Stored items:
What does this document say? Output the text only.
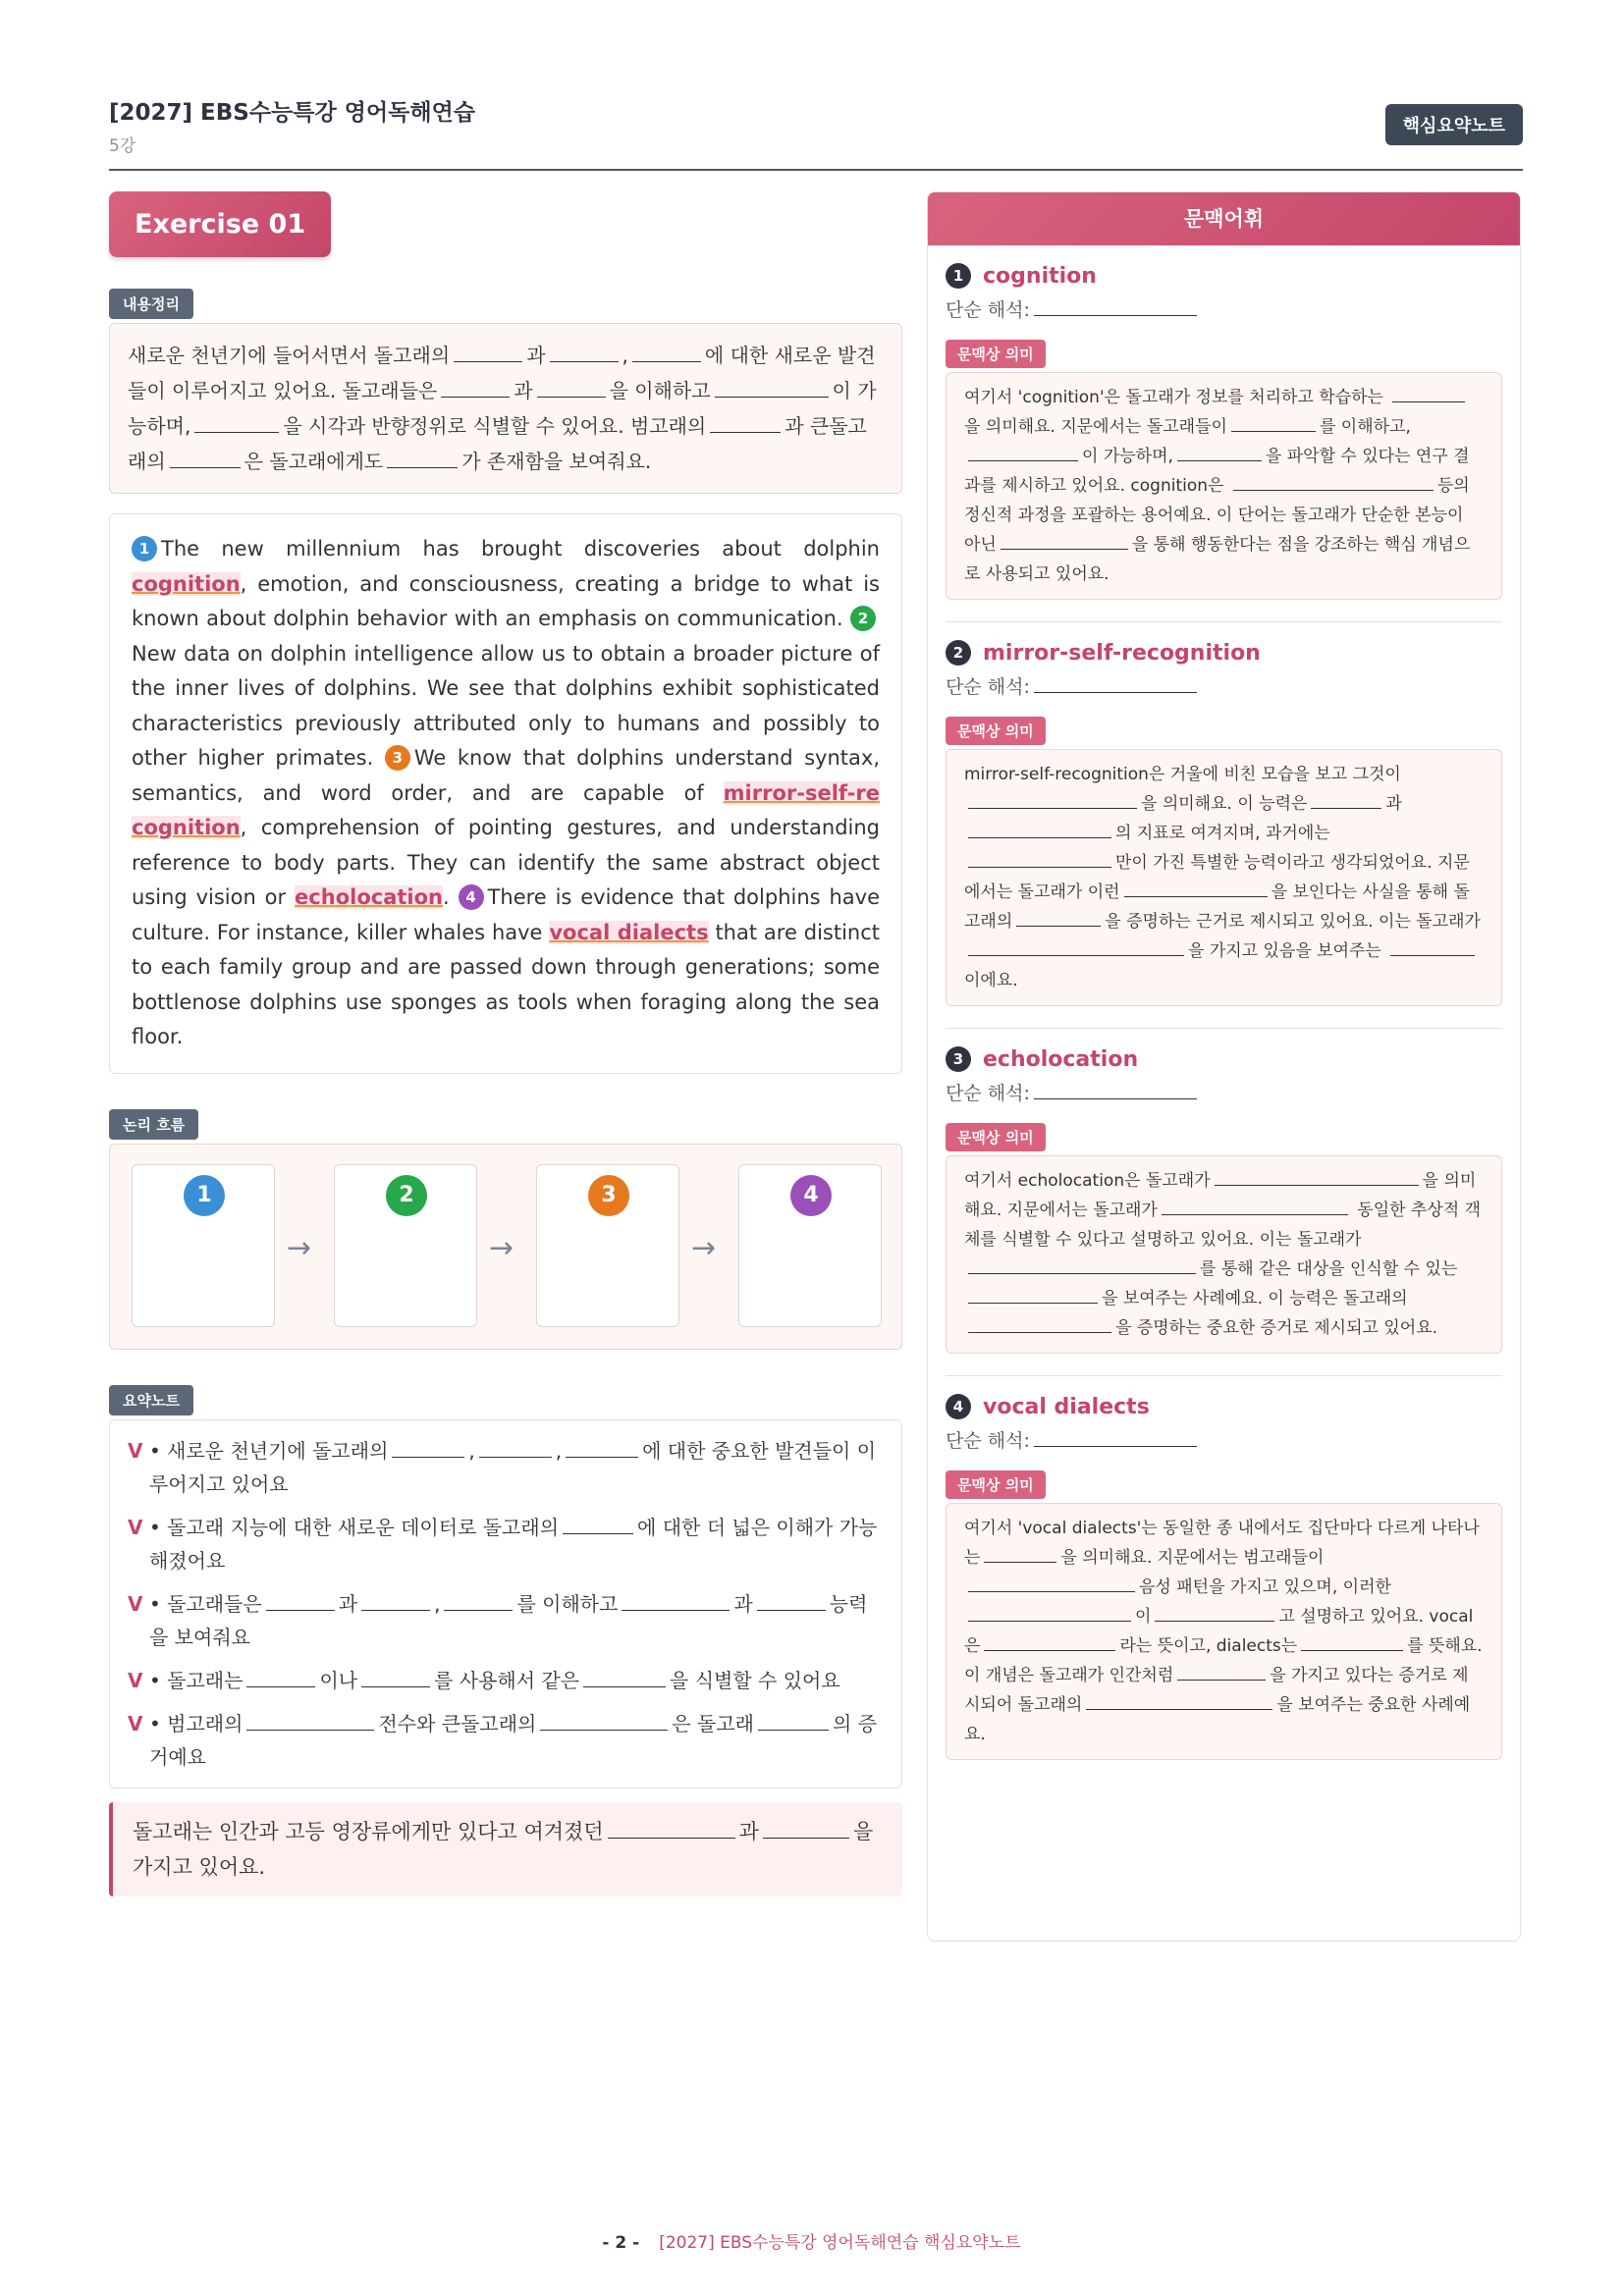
[2027] EBS수능특강 영어독해연습
5강
핵심요약노트
Exercise 01
내용정리
새로운 천년기에 들어서면서 돌고래의	과	,	에 대한 새로운 발견들이 이루어지고 있어요. 돌고래들은	과	을 이해하고	이 가능하며,	을 시각과 반향정위로 식별할 수 있어요. 범고래의	과 큰돌고래의	은 돌고래에게도	가 존재함을 보여줘요.
1 The new millennium has brought discoveries about dolphin cognition, emotion, and consciousness, creating a bridge to what is known about dolphin behavior with an emphasis on communication. 2New data on dolphin intelligence allow us to obtain a broader picture of the inner lives of dolphins. We see that dolphins exhibit sophisticated characteristics previously attributed only to humans and possibly to other higher primates. 3 We know that dolphins understand syntax, semantics, and word order, and are capable of mirror-self-re cognition, comprehension of pointing gestures, and understanding reference to body parts. They can identify the same abstract object using vision or echolocation. 4 There is evidence that dolphins have culture. For instance, killer whales have vocal dialects that are distinct to each family group and are passed down through generations; some bottlenose dolphins use sponges as tools when foraging along the sea floor.
논리 흐름
1
→
2
→
3
→
4
요약노트
V • 새로운 천년기에 돌고래의	,	,	에 대한 중요한 발견들이 이루어지고 있어요
V • 돌고래 지능에 대한 새로운 데이터로 돌고래의	에 대한 더 넓은 이해가 가능해졌어요
V • 돌고래들은	과	,	를 이해하고	과	능력을 보여줘요
V • 돌고래는	이나	를 사용해서 같은	을 식별할 수 있어요
V • 범고래의	전수와 큰돌고래의	은 돌고래	의 증거예요
돌고래는 인간과 고등 영장류에게만 있다고 여겨졌던	과	을 가지고 있어요.
문맥어휘
1 cognition
단순 해석:
문맥상 의미
여기서 'cognition'은 돌고래가 정보를 처리하고 학습하는 을 의미해요. 지문에서는 돌고래들이	를 이해하고,이 가능하며,	을 파악할 수 있다는 연구 결과를 제시하고 있어요. cognition은	등의 정신적 과정을 포괄하는 용어예요. 이 단어는 돌고래가 단순한 본능이 아닌	을 통해 행동한다는 점을 강조하는 핵심 개념으로 사용되고 있어요.
2 mirror-self-recognition
단순 해석:
문맥상 의미
mirror-self-recognition은 거울에 비친 모습을 보고 그것이 을 의미해요. 이 능력은	과 의 지표로 여겨지며, 과거에는 만이 가진 특별한 능력이라고 생각되었어요. 지문에서는 돌고래가 이런	을 보인다는 사실을 통해 돌고래의	을 증명하는 근거로 제시되고 있어요. 이는 돌고래가을 가지고 있음을 보여주는 이에요.
3 echolocation
단순 해석:
문맥상 의미
여기서 echolocation은 돌고래가	을 의미해요. 지문에서는 돌고래가	동일한 추상적 객체를 식별할 수 있다고 설명하고 있어요. 이는 돌고래가를 통해 같은 대상을 인식할 수 있는을 보여주는 사례예요. 이 능력은 돌고래의 을 증명하는 중요한 증거로 제시되고 있어요.
4 vocal dialects
단순 해석:
문맥상 의미
여기서 'vocal dialects'는 동일한 종 내에서도 집단마다 다르게 나타나는	을 의미해요. 지문에서는 범고래들이 음성 패턴을 가지고 있으며, 이러한 이	고 설명하고 있어요. vocal은	라는 뜻이고, dialects는	를 뜻해요. 이 개념은 돌고래가 인간처럼	을 가지고 있다는 증거로 제시되어 돌고래의	을 보여주는 중요한 사례예요.
- 2 - [2027] EBS수능특강 영어독해연습 핵심요약노트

Instruction: Check every line in the material above for the string "천년기에", then give only the number of lines that have it.

Result of the task: 2